## [ТЕКСТ ДЛЯ ЧТЕНИЯ]

'''

Проблемы политического языка, языка власти, языка идеологии, языкового манипулирования, достаточно давно находятся в фокусе внимания политической науки [10; 11; 12; 13; 14].

Сегодня уже является общепризнанным, что язык, будучи индикатором социальных и политических изменений, одновременно сам выступает как движущая сила, изменяющая политику и общество. Как пишет политолог А. Пелинка: «Политика – это не только партии и парламенты или война и мир, политика – это все, по крайней мере, потенциально… Язык является как результатом, так и условием функционирования политических систем: он влияет на политику – и находится под влиянием политики…» [15, р. 129–130].

Научные идеи и обоснования представлений о том, что язык – это не просто нейтральное средство выражения мысли, а продуктивный медиум, определяющий онтологию бытия, сознания, социальных и политических процессов восходят к философским работам Л. Витгенштейна и М. Хайдеггера.

Американский политолог Г. Лассуэлл в своих работах, посвященных изучению политической пропаганды и языка власти [16; 17], одним из первых обратил внимание на политический язык как на отдельный феномен. Отметим, что дальнейшее изучение политического языка в рамках политической науки развивалось в русле нескольких основных теоретических школ, в методологической основе которых лежали системная теория и кибернетический подход [18; 19], функционализм [20], концепция многоступенчатой коммуникации [21].

'''

[Записи с рамками элементов]

'''

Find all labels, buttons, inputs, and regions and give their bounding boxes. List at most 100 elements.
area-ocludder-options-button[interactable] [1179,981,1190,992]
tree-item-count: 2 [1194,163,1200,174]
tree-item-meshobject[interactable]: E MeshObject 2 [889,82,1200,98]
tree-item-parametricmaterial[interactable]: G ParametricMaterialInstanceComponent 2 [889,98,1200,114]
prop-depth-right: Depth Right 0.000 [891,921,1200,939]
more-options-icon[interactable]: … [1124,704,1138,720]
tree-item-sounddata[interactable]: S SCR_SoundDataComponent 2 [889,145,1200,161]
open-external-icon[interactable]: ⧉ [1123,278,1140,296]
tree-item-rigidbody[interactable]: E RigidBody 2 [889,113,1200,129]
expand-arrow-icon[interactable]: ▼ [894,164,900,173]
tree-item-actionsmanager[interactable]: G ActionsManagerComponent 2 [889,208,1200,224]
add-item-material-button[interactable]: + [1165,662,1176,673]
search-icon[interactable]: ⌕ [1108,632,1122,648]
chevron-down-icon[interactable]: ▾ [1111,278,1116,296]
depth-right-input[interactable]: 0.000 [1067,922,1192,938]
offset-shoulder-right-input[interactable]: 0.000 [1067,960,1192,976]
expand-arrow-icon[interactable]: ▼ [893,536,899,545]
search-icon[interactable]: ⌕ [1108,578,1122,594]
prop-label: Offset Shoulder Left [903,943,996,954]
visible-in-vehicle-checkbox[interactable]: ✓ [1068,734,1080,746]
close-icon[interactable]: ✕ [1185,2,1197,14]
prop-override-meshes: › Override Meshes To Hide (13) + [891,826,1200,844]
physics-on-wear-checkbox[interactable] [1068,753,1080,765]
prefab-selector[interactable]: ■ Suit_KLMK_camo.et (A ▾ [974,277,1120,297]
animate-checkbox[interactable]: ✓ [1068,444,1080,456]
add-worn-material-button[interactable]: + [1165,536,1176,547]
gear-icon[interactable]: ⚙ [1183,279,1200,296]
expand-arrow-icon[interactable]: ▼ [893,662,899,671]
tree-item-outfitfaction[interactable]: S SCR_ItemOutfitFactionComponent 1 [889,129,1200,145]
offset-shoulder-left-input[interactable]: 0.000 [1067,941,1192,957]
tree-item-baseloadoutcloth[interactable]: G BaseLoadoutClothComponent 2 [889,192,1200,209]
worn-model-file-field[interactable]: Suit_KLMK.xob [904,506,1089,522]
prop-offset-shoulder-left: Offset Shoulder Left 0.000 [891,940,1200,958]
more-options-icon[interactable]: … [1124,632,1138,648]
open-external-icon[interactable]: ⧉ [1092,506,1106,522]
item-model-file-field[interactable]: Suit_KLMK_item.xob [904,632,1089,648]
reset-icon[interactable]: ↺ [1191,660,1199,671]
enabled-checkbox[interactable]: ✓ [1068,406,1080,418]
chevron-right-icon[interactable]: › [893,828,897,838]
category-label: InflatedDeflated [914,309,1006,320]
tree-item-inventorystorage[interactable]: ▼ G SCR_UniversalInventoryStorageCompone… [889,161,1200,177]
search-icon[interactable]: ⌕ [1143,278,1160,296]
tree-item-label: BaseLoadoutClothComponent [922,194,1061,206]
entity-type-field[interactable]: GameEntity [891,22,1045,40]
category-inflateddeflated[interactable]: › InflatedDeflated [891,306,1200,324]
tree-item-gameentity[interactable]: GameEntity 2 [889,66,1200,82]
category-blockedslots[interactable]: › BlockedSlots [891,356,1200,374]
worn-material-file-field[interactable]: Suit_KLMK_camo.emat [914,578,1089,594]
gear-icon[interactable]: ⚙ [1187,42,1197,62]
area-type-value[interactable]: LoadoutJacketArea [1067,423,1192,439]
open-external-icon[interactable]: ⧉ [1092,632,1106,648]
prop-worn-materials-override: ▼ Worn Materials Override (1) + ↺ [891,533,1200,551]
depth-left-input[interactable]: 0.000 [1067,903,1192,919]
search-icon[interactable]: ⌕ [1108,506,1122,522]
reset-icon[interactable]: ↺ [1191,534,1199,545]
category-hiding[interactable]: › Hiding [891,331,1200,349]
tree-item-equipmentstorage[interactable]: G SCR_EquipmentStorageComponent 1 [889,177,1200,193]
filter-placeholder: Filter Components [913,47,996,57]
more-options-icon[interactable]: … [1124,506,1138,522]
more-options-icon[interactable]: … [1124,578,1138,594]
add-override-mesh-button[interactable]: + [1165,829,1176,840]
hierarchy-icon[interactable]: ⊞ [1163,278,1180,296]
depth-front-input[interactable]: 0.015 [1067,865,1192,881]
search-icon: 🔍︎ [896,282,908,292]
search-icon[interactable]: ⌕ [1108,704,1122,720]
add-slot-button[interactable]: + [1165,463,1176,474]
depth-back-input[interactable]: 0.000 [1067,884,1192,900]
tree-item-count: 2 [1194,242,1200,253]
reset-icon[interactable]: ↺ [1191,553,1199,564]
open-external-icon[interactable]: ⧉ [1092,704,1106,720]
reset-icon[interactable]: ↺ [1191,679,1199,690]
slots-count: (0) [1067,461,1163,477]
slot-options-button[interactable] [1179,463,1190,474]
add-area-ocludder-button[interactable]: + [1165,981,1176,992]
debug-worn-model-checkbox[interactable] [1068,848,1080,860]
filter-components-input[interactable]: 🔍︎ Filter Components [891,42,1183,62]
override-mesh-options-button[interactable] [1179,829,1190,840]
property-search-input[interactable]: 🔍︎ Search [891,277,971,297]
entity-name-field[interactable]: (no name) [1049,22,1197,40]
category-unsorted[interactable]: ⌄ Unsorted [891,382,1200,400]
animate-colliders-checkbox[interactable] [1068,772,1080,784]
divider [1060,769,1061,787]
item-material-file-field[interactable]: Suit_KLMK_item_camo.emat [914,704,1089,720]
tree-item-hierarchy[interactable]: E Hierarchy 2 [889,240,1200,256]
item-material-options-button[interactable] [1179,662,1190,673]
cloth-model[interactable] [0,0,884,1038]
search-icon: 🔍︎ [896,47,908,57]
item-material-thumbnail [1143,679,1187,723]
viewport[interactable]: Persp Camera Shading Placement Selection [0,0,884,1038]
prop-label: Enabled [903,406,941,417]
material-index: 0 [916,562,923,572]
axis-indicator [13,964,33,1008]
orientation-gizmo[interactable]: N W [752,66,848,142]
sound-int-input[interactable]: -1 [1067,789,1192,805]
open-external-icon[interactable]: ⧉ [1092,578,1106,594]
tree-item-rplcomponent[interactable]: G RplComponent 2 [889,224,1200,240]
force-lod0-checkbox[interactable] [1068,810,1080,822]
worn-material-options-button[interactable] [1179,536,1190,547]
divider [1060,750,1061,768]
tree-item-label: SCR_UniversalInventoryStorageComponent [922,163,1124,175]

'''

## [ВЫПОЛНИТЕ ЗАДАНИЯ]
• a. Изложите текст о политическом языке в двух предложениях.
• b. Перечислите всех ученых, названных по фамилии в тексте о политическом языке.
• c. Продолжите текст о политическом языке после его последнего предложения.

## [ОТВЕТЫ К ЗАДАНИЯМ]
• a. Политическая наука давно изучает политический язык, язык власти и идеологии, а язык признается одновременно индикатором и движущей силой социальных и политических изменений. Представление о языке как о продуктивном медиуме восходит к Л. Витгенштейну и М. Хайдеггеру, а одним из первых политический язык как отдельный феномен выделил Г. Лассуэлл, после чего его изучение развивалось в русле нескольких теоретических школ.

• b. А. Пелинка, Л. Витгенштейн, М. Хайдеггер, Г. Лассуэлл

• c.
Для темы данного исследования важно отметить, что большое влияние на изучение политической коммуникации и политического языка оказала концепция информационного общества, связанная с признанием существования и влияния общемировых тенденций на политические коммуникации внутри национального государства [22; 23; 24; 25; 26; 27]. Особенно ярко это оказалось выражено во взглядах и трудах М. Кастельса, в которых были сформулированы подходы и методология, применимые к изучению неизолированных развивающихся национальных политических языков, испытывающих влияние глобальных процессов [28; 29; 30].

Определенные новые научные достижения в изучении политического языка связаны с изучением политических дискурсов, влияющих на политический язык. В современном мультикультурном мире взаимодействуют различные дискурсы и системы взглядов, при этом каждый национальный язык содержит и пытается сохранить свою собственную онтологию, а структура языка влияет на мировосприятие и воззрения его носителей, а также на их когнитивные процессы [31; 32].

Исследователи отмечают, что совмещение проблем развития глобализации и проблем развития политического языка происходит уже на уровне самого термина. Как и любое обозначение, термин «глобализация» не является однозначным и сам по себе часто подвергается критике. Наиболее часто он критикуется как крайне нечеткое понятие, которое объединяет весьма разнообразные процессы, являясь новым модным словом для обозначения давно существующих [c. 22] экономических, политических, социальных и культурных явлений [33]. В этом смысле доминирующее представление о глобализации может скрывать истинные причинно-следственные связи, придавая таким образом закономерно-естественный характер происходящим процессам, как будто они являются независимым экономическим механизмом, толкающим человечество к неизбежным социальным, политическим и экономическим последствиям.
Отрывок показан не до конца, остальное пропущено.